- What you have to do -
Locate every line below that contains the word "JSON" and copy it.

- Dataset records -
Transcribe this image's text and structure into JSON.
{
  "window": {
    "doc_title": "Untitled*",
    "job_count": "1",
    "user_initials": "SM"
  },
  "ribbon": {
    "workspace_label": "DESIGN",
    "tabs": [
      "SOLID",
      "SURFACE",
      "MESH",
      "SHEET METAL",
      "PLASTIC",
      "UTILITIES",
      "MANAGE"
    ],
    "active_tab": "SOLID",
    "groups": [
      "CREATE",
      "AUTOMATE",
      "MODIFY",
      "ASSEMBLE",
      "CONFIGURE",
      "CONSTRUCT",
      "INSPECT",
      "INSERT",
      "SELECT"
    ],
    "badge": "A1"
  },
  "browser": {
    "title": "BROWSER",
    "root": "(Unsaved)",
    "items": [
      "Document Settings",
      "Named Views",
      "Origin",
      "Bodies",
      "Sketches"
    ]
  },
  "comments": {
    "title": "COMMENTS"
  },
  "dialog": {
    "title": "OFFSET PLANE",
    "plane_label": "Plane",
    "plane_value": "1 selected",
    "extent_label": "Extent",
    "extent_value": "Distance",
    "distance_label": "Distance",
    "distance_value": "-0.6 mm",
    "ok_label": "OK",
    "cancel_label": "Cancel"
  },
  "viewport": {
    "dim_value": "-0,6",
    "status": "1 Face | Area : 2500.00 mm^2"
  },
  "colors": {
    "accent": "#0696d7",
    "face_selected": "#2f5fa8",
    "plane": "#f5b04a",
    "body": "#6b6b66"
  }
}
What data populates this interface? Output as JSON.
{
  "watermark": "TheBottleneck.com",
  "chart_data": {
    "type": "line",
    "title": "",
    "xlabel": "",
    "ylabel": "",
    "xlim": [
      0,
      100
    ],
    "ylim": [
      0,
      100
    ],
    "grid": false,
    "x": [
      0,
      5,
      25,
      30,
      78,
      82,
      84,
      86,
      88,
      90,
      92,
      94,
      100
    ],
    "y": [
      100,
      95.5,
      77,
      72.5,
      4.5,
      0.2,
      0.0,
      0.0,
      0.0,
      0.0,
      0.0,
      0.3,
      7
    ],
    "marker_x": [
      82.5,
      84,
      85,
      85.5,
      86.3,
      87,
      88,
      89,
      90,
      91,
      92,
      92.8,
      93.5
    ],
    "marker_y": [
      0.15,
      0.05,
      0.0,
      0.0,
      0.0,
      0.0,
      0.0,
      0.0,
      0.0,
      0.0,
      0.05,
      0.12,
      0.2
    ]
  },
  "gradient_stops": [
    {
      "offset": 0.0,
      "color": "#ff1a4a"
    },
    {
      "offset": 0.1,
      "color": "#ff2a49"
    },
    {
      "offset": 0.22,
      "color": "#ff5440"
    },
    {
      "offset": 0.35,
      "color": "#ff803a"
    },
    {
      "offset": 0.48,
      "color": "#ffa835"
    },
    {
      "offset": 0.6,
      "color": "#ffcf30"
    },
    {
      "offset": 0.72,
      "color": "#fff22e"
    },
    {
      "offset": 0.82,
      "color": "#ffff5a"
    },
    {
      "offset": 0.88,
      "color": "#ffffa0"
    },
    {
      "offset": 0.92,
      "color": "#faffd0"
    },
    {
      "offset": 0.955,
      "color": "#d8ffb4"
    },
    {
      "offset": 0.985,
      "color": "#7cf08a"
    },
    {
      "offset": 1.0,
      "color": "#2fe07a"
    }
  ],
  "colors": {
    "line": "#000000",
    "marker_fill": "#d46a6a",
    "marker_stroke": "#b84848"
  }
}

- Problem solution -
Transcribe this image's text and structure into JSON.
What data populates this interface? Output as JSON.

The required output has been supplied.